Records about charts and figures
# # #

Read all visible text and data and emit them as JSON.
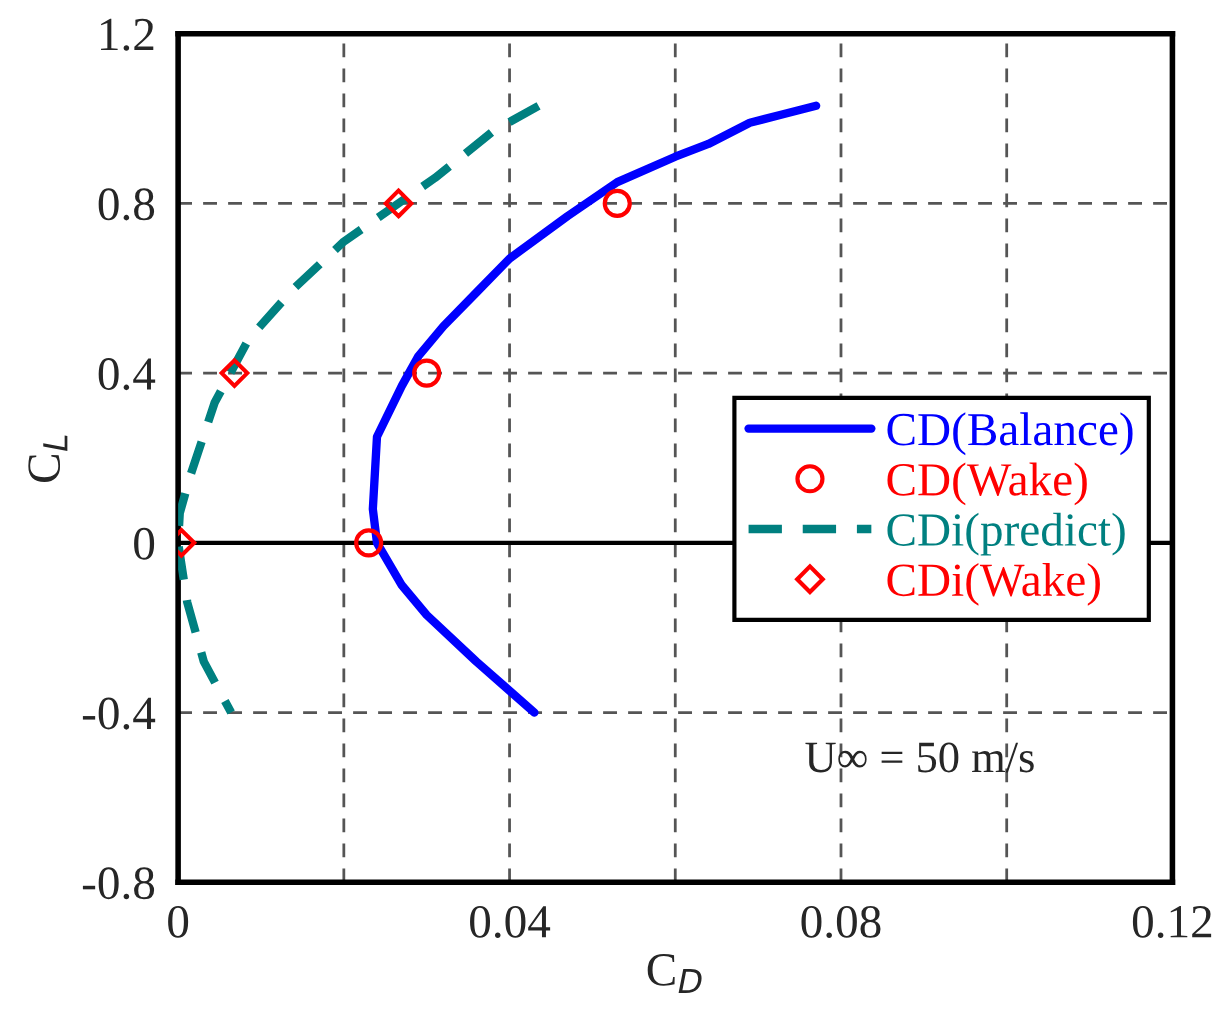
{
  "chart_data": {
    "type": "line",
    "xlabel": "C$_{D}$",
    "ylabel": "C$_{L}$",
    "xlim": [
      0,
      0.12
    ],
    "xticks": [
      0,
      {
        "value": 0.02,
        "label": null
      },
      0.04,
      {
        "value": 0.06,
        "label": null
      },
      0.08,
      {
        "value": 0.1,
        "label": null
      },
      0.12
    ],
    "ylim": [
      -0.8,
      1.2
    ],
    "yticks": [
      -0.8,
      -0.4,
      0,
      0.4,
      0.8,
      1.2
    ],
    "grid": true,
    "legend": "right",
    "ref_lines": [
      {
        "axis": "y",
        "value": 0,
        "color": "#000000",
        "line_style": "solid"
      }
    ],
    "annotations": [
      "U∞ = 50 m/s"
    ],
    "series": [
      {
        "name": "CD(Balance)",
        "type": "line",
        "color": "#0000ff",
        "line_style": "solid",
        "marker": "none",
        "x": [
          0.077,
          0.073,
          0.069,
          0.064,
          0.06,
          0.053,
          0.047,
          0.04,
          0.036,
          0.032,
          0.029,
          0.027,
          0.024,
          0.0235,
          0.024,
          0.027,
          0.03,
          0.036,
          0.043
        ],
        "values": [
          1.03,
          1.01,
          0.99,
          0.94,
          0.91,
          0.85,
          0.77,
          0.67,
          0.59,
          0.51,
          0.44,
          0.37,
          0.25,
          0.08,
          0.0,
          -0.1,
          -0.17,
          -0.28,
          -0.4
        ]
      },
      {
        "name": "CD(Wake)",
        "type": "scatter",
        "color": "#ff0000",
        "marker": "circle",
        "x": [
          0.053,
          0.03,
          0.023
        ],
        "values": [
          0.8,
          0.4,
          0.0
        ]
      },
      {
        "name": "CDi(predict)",
        "type": "line",
        "color": "#008080",
        "line_style": "dashed",
        "marker": "none",
        "x": [
          0.0435,
          0.038,
          0.031,
          0.02,
          0.014,
          0.0085,
          0.0044,
          0.0015,
          0.0002,
          0.0,
          0.0011,
          0.0031,
          0.0064
        ],
        "values": [
          1.03,
          0.97,
          0.86,
          0.71,
          0.6,
          0.48,
          0.33,
          0.16,
          0.07,
          0.0,
          -0.14,
          -0.28,
          -0.4
        ]
      },
      {
        "name": "CDi(Wake)",
        "type": "scatter",
        "color": "#ff0000",
        "marker": "diamond",
        "x": [
          0.0266,
          0.0068,
          0.0004
        ],
        "values": [
          0.8,
          0.4,
          0.0
        ]
      }
    ]
  }
}
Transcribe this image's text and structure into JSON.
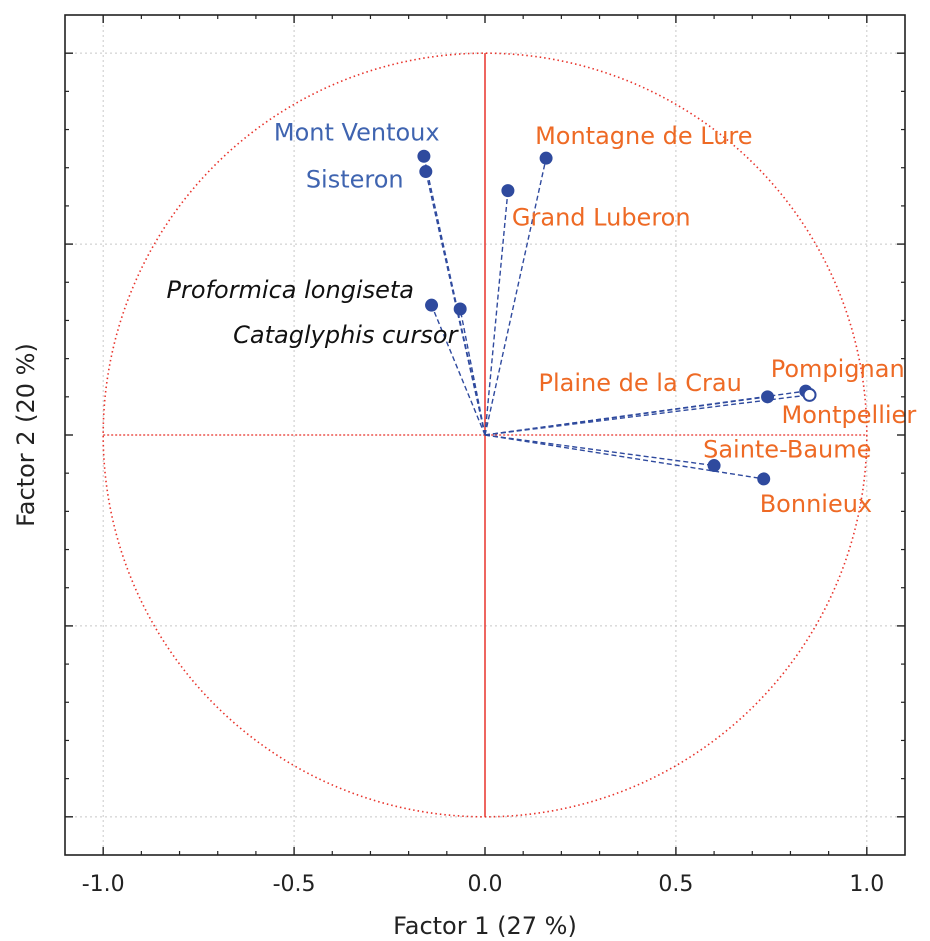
{
  "chart_data": {
    "type": "scatter",
    "title": "",
    "xlabel": "Factor 1 (27 %)",
    "ylabel": "Factor 2 (20 %)",
    "xlim": [
      -1.1,
      1.1
    ],
    "ylim": [
      -1.1,
      1.1
    ],
    "x_ticks": [
      -1.0,
      -0.5,
      0.0,
      0.5,
      1.0
    ],
    "x_tick_labels": [
      "-1.0",
      "-0.5",
      "0.0",
      "0.5",
      "1.0"
    ],
    "y_ticks": [
      -1.0,
      -0.5,
      0.0,
      0.5,
      1.0
    ],
    "grid": true,
    "unit_circle": true,
    "colors": {
      "circle": "#e8332b",
      "axes_cross": "#e8332b",
      "vectors": "#2f4a9e",
      "points": "#2f4a9e",
      "label_blue": "#3f64b0",
      "label_orange": "#ee6a25",
      "label_black": "#111111"
    },
    "points": [
      {
        "label": "Mont Ventoux",
        "x": -0.16,
        "y": 0.73,
        "label_color": "blue",
        "italic": false
      },
      {
        "label": "Sisteron",
        "x": -0.155,
        "y": 0.69,
        "label_color": "blue",
        "italic": false
      },
      {
        "label": "Montagne de Lure",
        "x": 0.16,
        "y": 0.725,
        "label_color": "orange",
        "italic": false
      },
      {
        "label": "Grand Luberon",
        "x": 0.06,
        "y": 0.64,
        "label_color": "orange",
        "italic": false
      },
      {
        "label": "Proformica longiseta",
        "x": -0.14,
        "y": 0.34,
        "label_color": "black",
        "italic": true
      },
      {
        "label": "Cataglyphis cursor",
        "x": -0.065,
        "y": 0.33,
        "label_color": "black",
        "italic": true
      },
      {
        "label": "Pompignan",
        "x": 0.84,
        "y": 0.115,
        "label_color": "orange",
        "italic": false
      },
      {
        "label": "Montpellier",
        "x": 0.85,
        "y": 0.105,
        "label_color": "orange",
        "italic": false,
        "open_marker": true
      },
      {
        "label": "Plaine de la Crau",
        "x": 0.74,
        "y": 0.1,
        "label_color": "orange",
        "italic": false
      },
      {
        "label": "Sainte-Baume",
        "x": 0.6,
        "y": -0.08,
        "label_color": "orange",
        "italic": false
      },
      {
        "label": "Bonnieux",
        "x": 0.73,
        "y": -0.115,
        "label_color": "orange",
        "italic": false
      }
    ]
  }
}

# # #

Task requirements: Pick out every line holding the string "name" and return it.

Problem solution:
        "name": "CD(Balance)",
        "name": "CD(Wake)",
        "name": "CDi(predict)",
        "name": "CDi(Wake)",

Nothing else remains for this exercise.